**** Listed entries ****

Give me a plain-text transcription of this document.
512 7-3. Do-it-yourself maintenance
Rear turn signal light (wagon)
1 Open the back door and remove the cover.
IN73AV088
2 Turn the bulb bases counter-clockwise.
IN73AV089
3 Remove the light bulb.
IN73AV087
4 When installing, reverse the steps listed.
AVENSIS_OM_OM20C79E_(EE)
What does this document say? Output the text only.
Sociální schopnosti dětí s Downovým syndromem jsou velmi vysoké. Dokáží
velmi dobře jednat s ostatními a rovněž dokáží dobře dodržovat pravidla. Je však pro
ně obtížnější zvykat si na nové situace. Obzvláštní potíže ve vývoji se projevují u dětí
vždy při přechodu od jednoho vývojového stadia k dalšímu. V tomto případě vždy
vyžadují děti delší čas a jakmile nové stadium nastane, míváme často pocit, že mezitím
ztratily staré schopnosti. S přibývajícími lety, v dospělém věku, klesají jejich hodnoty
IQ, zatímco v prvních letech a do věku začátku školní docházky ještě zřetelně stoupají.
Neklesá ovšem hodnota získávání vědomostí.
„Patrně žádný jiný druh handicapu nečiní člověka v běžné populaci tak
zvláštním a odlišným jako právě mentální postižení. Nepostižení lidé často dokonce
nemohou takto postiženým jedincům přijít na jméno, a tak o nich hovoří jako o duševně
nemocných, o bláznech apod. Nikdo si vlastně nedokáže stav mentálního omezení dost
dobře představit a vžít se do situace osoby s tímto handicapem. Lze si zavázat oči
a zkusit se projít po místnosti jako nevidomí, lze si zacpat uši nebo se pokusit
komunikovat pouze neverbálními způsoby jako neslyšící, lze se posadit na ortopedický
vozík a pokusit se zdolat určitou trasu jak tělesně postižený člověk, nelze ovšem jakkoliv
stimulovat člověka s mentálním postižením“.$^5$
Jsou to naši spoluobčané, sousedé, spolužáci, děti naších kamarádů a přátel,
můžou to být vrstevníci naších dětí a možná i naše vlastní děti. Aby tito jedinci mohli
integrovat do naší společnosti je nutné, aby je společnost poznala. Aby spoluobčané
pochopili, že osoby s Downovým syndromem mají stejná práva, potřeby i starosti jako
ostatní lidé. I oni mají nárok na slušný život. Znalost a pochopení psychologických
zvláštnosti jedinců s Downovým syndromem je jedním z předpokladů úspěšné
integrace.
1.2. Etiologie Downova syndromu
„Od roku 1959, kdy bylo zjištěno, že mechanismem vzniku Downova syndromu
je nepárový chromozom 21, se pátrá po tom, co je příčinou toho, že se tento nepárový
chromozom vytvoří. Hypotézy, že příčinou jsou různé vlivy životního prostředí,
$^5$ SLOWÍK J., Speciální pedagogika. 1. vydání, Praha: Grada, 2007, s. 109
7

****

Task requirements:
Every line above should be printed again exactly as it stands.

Full solution:
Give me a plain-text transcription of this document.
512 7-3. Do-it-yourself maintenance
Rear turn signal light (wagon)
1 Open the back door and remove the cover.
IN73AV088
2 Turn the bulb bases counter-clockwise.
IN73AV089
3 Remove the light bulb.
IN73AV087
4 When installing, reverse the steps listed.
AVENSIS_OM_OM20C79E_(EE)
What does this document say? Output the text only.
Sociální schopnosti dětí s Downovým syndromem jsou velmi vysoké. Dokáží
velmi dobře jednat s ostatními a rovněž dokáží dobře dodržovat pravidla. Je však pro
ně obtížnější zvykat si na nové situace. Obzvláštní potíže ve vývoji se projevují u dětí
vždy při přechodu od jednoho vývojového stadia k dalšímu. V tomto případě vždy
vyžadují děti delší čas a jakmile nové stadium nastane, míváme často pocit, že mezitím
ztratily staré schopnosti. S přibývajícími lety, v dospělém věku, klesají jejich hodnoty
IQ, zatímco v prvních letech a do věku začátku školní docházky ještě zřetelně stoupají.
Neklesá ovšem hodnota získávání vědomostí.
„Patrně žádný jiný druh handicapu nečiní člověka v běžné populaci tak
zvláštním a odlišným jako právě mentální postižení. Nepostižení lidé často dokonce
nemohou takto postiženým jedincům přijít na jméno, a tak o nich hovoří jako o duševně
nemocných, o bláznech apod. Nikdo si vlastně nedokáže stav mentálního omezení dost
dobře představit a vžít se do situace osoby s tímto handicapem. Lze si zavázat oči
a zkusit se projít po místnosti jako nevidomí, lze si zacpat uši nebo se pokusit
komunikovat pouze neverbálními způsoby jako neslyšící, lze se posadit na ortopedický
vozík a pokusit se zdolat určitou trasu jak tělesně postižený člověk, nelze ovšem jakkoliv
stimulovat člověka s mentálním postižením“.$^5$
Jsou to naši spoluobčané, sousedé, spolužáci, děti naších kamarádů a přátel,
můžou to být vrstevníci naších dětí a možná i naše vlastní děti. Aby tito jedinci mohli
integrovat do naší společnosti je nutné, aby je společnost poznala. Aby spoluobčané
pochopili, že osoby s Downovým syndromem mají stejná práva, potřeby i starosti jako
ostatní lidé. I oni mají nárok na slušný život. Znalost a pochopení psychologických
zvláštnosti jedinců s Downovým syndromem je jedním z předpokladů úspěšné
integrace.
1.2. Etiologie Downova syndromu
„Od roku 1959, kdy bylo zjištěno, že mechanismem vzniku Downova syndromu
je nepárový chromozom 21, se pátrá po tom, co je příčinou toho, že se tento nepárový
chromozom vytvoří. Hypotézy, že příčinou jsou různé vlivy životního prostředí,
$^5$ SLOWÍK J., Speciální pedagogika. 1. vydání, Praha: Grada, 2007, s. 109
7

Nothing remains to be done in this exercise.